Begin Dataset rows

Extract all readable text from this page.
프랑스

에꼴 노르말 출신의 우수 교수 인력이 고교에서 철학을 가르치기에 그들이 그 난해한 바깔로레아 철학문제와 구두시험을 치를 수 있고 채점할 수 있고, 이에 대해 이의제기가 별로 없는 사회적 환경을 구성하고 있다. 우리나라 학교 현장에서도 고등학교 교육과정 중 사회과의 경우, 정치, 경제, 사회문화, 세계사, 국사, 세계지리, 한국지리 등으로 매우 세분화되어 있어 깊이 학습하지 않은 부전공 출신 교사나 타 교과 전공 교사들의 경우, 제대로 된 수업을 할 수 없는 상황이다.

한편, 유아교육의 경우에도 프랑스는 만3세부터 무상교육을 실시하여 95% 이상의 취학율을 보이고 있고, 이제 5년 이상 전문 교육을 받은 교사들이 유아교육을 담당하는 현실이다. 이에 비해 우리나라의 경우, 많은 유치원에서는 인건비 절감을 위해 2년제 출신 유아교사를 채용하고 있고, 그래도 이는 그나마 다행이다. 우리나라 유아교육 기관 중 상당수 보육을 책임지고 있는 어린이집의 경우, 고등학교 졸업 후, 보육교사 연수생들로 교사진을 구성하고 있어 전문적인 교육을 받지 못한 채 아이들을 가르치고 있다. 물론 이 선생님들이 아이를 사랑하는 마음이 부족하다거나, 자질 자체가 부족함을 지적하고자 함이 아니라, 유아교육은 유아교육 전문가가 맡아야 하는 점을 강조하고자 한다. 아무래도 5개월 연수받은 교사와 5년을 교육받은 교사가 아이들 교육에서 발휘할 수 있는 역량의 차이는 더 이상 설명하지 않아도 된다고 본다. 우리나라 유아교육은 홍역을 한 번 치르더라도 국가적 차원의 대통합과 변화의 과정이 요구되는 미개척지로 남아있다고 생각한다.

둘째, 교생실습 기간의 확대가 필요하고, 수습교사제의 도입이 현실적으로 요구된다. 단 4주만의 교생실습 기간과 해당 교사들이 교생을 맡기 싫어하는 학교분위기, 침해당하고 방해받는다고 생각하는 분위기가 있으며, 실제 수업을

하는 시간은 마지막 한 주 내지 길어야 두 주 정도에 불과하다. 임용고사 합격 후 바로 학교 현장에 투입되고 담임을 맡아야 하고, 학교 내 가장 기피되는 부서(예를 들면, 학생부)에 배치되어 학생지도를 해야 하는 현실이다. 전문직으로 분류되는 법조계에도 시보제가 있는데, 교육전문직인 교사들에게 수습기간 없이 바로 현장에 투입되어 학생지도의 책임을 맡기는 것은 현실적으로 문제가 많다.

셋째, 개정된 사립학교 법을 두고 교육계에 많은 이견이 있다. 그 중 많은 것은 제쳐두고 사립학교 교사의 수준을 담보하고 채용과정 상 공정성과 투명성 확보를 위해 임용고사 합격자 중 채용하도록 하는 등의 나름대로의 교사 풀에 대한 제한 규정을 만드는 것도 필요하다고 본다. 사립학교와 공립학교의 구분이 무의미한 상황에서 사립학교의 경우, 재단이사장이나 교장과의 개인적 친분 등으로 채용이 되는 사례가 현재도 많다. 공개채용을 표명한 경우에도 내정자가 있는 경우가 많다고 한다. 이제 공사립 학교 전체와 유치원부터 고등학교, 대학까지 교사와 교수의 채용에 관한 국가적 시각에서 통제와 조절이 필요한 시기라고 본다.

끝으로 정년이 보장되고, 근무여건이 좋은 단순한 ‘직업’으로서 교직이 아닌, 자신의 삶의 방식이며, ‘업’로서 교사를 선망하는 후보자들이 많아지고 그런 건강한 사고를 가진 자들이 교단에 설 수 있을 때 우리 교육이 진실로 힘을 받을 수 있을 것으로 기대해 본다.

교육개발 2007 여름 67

End Dataset rows

__Problem details__
Tally the lines of the preceding listing in which the word "고등학교" appears; state nothing but the total.

__Result of the task__
3